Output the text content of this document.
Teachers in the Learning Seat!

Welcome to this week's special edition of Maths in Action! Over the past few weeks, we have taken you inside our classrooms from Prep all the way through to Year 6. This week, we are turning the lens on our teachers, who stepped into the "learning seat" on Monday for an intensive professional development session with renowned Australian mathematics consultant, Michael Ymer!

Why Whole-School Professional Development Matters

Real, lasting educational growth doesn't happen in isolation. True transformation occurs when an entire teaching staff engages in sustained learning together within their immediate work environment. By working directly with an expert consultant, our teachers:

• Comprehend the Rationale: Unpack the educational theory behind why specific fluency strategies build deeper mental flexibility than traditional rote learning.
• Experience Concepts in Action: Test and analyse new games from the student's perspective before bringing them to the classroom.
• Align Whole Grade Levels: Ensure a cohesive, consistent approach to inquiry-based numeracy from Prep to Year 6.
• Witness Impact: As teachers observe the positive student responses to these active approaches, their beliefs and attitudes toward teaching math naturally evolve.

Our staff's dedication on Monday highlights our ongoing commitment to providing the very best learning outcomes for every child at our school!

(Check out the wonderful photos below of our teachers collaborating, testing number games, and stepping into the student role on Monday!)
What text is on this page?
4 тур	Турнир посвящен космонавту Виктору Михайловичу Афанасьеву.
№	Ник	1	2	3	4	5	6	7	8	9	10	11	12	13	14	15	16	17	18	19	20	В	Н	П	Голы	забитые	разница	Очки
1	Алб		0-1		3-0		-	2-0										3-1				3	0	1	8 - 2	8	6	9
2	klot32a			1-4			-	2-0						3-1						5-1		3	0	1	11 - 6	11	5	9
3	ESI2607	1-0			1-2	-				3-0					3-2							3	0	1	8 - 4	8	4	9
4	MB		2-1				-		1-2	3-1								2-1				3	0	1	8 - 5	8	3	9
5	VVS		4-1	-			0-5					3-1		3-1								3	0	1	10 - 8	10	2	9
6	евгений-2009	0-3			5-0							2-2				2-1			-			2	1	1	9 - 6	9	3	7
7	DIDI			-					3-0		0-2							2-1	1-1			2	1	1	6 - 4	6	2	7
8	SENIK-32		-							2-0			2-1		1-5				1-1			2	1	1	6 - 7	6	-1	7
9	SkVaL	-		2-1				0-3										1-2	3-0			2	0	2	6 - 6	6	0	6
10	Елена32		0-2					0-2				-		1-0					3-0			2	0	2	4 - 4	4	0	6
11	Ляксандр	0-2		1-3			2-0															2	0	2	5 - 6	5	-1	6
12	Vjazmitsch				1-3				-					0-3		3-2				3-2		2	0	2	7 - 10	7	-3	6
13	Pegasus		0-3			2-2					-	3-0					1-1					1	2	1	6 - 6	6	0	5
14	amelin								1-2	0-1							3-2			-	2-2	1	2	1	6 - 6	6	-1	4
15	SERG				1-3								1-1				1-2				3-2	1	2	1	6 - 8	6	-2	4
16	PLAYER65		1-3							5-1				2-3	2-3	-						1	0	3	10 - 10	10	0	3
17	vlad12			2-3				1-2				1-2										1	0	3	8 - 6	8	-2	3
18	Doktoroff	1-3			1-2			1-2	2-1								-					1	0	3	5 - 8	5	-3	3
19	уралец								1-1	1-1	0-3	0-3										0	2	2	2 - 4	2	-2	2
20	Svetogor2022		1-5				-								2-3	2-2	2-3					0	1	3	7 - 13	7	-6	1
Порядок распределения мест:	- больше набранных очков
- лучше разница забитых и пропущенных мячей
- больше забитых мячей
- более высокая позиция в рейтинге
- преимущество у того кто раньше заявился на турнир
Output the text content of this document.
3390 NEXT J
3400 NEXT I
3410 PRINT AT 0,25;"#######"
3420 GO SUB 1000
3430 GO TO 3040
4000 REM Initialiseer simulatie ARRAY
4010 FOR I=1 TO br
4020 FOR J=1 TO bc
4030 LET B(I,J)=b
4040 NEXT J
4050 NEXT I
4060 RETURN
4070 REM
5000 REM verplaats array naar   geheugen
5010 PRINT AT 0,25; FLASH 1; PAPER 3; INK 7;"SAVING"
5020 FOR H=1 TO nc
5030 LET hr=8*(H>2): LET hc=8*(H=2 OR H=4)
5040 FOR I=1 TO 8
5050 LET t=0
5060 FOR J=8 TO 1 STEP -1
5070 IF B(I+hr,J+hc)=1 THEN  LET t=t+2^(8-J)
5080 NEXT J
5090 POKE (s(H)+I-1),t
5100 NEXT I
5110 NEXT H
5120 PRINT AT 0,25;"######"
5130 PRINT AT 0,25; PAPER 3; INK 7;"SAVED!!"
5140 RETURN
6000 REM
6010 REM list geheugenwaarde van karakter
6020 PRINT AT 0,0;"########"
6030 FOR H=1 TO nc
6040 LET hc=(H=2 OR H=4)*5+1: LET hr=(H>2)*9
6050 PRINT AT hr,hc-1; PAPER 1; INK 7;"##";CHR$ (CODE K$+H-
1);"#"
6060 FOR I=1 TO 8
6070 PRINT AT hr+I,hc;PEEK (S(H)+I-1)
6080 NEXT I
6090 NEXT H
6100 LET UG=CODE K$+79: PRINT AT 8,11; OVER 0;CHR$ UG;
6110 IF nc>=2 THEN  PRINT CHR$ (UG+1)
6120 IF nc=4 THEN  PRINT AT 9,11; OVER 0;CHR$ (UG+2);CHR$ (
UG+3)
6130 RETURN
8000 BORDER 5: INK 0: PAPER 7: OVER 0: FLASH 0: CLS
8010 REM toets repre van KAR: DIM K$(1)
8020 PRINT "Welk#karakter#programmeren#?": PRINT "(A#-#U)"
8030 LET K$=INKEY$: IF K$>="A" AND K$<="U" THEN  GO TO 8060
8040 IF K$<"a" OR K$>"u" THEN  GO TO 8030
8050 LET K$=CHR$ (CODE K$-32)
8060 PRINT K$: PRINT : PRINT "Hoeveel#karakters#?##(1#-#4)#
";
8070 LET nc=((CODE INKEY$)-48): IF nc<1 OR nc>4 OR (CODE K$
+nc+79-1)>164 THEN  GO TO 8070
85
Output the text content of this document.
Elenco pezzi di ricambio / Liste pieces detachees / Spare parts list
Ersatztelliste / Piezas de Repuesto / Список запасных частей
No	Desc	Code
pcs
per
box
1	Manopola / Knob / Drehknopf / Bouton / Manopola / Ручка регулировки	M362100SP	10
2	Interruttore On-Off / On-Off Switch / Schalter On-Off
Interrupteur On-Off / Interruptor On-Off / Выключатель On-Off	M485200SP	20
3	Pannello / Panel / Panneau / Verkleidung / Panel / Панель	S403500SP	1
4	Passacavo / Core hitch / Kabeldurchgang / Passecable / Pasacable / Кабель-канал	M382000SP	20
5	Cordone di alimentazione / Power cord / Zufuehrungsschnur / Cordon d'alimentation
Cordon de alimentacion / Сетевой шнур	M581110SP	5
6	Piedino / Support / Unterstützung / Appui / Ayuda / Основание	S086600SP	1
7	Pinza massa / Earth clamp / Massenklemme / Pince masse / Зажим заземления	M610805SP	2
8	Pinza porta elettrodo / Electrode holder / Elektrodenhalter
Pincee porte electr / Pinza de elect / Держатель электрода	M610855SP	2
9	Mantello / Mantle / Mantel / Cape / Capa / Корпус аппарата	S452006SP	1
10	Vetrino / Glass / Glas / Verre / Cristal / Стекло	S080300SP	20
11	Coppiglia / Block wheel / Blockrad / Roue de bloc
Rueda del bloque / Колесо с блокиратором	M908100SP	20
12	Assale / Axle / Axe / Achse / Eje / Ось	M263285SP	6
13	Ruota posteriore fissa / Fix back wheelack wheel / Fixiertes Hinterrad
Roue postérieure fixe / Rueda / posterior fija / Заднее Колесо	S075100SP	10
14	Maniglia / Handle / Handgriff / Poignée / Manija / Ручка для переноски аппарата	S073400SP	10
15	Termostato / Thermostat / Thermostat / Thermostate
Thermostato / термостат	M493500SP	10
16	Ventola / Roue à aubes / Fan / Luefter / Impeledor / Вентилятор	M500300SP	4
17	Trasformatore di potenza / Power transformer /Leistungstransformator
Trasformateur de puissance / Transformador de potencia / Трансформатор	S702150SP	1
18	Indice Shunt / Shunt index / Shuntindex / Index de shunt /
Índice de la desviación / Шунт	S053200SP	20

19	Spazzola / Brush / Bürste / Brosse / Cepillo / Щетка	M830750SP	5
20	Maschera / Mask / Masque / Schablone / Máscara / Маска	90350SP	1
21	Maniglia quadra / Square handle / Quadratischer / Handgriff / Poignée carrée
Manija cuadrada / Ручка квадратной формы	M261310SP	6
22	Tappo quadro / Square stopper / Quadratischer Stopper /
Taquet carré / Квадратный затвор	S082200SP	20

..........

**Stated exercise:** Copy in full each line that holds the word "Rueda".

**Solution for this exercise:**
Rueda del bloque / Колесо с блокиратором	M908100SP	20
Roue postérieure fixe / Rueda / posterior fija / Заднее Колесо	S075100SP	10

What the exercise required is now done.